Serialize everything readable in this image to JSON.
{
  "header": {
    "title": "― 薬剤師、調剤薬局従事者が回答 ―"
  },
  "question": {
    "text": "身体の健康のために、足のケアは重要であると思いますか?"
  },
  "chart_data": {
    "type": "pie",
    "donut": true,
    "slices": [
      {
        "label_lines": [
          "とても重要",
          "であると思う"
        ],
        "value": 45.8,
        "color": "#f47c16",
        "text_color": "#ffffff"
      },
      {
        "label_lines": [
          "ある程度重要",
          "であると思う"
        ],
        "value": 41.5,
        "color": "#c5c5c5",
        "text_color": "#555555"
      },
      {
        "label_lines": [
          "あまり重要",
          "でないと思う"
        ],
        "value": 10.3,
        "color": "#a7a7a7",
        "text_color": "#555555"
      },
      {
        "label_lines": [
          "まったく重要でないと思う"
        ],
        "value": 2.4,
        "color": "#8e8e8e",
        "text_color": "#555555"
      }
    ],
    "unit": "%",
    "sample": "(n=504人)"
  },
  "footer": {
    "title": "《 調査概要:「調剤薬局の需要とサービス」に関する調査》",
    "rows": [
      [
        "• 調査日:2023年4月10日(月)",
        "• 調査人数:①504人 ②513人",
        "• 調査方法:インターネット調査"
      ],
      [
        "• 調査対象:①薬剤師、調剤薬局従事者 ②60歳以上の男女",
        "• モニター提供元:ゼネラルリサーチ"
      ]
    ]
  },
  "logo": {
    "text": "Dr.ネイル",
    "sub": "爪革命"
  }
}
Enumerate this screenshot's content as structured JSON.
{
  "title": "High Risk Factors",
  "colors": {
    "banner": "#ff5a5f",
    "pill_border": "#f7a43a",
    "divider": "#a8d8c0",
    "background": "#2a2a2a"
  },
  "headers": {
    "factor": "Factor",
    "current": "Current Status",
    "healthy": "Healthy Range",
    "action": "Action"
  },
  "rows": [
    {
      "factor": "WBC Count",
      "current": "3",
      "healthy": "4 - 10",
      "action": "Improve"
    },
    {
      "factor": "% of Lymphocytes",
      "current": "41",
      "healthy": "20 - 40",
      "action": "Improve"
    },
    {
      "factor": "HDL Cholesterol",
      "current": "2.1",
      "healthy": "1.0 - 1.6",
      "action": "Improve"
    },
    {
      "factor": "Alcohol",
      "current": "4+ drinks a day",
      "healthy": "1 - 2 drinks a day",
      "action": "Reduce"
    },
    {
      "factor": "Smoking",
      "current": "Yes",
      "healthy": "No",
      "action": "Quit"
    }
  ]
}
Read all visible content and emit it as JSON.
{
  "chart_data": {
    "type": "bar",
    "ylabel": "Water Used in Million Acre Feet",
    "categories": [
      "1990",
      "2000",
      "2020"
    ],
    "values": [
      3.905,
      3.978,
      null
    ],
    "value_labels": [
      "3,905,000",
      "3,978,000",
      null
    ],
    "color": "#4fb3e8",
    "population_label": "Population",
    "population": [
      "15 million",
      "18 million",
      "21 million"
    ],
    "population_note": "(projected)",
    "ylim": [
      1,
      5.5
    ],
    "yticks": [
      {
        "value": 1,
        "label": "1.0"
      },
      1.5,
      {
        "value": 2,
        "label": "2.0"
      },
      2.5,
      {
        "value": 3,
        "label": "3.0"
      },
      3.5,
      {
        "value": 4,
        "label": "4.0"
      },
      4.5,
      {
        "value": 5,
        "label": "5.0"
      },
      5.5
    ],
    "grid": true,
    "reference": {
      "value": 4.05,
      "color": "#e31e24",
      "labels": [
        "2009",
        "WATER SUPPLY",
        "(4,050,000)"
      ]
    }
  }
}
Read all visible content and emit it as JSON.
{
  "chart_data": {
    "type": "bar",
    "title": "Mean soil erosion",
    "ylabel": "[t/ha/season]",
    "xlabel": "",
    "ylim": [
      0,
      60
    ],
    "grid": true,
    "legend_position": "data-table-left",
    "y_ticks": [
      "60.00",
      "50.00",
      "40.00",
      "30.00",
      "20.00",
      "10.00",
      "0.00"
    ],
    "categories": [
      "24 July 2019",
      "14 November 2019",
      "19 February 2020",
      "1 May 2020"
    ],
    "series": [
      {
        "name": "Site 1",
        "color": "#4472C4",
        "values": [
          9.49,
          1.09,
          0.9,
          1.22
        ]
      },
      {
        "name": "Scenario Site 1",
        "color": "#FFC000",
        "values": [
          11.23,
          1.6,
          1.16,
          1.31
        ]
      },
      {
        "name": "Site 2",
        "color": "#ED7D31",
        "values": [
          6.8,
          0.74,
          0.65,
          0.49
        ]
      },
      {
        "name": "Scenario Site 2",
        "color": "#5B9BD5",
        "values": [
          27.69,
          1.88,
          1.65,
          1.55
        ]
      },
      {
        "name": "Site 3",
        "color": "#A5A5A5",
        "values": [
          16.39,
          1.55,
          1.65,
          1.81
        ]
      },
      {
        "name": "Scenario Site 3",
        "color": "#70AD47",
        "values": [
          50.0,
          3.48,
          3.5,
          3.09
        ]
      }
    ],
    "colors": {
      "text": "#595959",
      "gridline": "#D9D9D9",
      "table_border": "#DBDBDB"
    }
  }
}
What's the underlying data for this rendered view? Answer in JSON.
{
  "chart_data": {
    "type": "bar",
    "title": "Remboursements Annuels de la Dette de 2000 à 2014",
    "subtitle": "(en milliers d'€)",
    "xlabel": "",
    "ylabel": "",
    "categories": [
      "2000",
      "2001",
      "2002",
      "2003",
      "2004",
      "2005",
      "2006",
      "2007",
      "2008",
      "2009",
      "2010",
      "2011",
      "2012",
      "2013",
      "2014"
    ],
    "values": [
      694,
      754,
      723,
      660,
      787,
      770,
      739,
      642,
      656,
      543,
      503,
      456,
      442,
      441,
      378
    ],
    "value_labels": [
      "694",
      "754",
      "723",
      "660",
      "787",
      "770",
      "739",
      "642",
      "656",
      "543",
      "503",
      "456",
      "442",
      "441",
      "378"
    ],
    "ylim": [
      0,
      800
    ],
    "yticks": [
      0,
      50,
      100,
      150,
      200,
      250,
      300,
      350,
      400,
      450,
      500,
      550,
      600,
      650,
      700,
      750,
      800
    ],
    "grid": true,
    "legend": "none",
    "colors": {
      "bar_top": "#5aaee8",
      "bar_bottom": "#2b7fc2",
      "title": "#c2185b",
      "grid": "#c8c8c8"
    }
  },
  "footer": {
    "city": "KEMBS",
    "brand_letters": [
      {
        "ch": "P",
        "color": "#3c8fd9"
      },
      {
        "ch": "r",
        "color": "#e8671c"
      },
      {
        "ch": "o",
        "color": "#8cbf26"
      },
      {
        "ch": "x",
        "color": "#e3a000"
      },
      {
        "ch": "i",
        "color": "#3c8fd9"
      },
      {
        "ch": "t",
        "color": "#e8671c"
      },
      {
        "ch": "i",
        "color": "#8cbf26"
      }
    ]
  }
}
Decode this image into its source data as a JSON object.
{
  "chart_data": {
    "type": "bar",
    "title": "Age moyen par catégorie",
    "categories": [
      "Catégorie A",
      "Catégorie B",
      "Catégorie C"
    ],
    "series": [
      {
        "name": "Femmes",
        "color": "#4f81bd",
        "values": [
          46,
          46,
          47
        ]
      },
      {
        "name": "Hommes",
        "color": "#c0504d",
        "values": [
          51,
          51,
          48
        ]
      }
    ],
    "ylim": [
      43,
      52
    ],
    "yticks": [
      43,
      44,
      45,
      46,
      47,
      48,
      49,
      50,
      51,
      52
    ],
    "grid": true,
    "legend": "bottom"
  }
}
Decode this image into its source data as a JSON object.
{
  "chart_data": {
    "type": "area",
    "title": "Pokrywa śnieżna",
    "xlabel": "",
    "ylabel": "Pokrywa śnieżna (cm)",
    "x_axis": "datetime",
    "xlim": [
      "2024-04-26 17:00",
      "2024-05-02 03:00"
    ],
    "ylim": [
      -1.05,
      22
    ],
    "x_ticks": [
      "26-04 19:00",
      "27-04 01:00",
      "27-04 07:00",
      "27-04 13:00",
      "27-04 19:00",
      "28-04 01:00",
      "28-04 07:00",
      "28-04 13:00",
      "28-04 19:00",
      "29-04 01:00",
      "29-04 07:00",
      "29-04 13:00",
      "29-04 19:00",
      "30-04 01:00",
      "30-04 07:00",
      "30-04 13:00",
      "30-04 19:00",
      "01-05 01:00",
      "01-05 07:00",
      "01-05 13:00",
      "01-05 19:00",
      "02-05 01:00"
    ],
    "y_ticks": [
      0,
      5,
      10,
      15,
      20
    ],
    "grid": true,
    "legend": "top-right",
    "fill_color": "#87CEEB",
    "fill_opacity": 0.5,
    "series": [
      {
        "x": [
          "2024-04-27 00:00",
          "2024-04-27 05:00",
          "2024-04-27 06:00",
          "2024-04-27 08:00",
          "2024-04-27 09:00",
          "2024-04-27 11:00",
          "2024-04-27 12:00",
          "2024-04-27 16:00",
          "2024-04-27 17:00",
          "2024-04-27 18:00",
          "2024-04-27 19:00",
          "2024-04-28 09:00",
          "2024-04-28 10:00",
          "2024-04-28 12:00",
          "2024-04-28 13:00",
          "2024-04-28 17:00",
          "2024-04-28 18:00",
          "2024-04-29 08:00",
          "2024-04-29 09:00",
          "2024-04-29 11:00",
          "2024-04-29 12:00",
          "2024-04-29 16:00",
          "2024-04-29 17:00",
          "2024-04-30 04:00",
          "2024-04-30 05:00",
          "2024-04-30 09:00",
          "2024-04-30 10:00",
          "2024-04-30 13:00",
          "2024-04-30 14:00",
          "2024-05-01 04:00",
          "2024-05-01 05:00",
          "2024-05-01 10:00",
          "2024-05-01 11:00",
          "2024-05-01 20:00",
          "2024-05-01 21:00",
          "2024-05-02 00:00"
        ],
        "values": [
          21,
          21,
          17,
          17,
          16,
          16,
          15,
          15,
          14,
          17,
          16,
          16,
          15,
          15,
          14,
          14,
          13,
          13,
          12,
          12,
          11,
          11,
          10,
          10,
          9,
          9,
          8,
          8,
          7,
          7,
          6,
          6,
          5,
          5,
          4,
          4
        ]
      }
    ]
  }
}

### Given instruction:
Of the lines in the data above, how many contain the word "healthy"? Give only that figure.

### Answer for the task:
6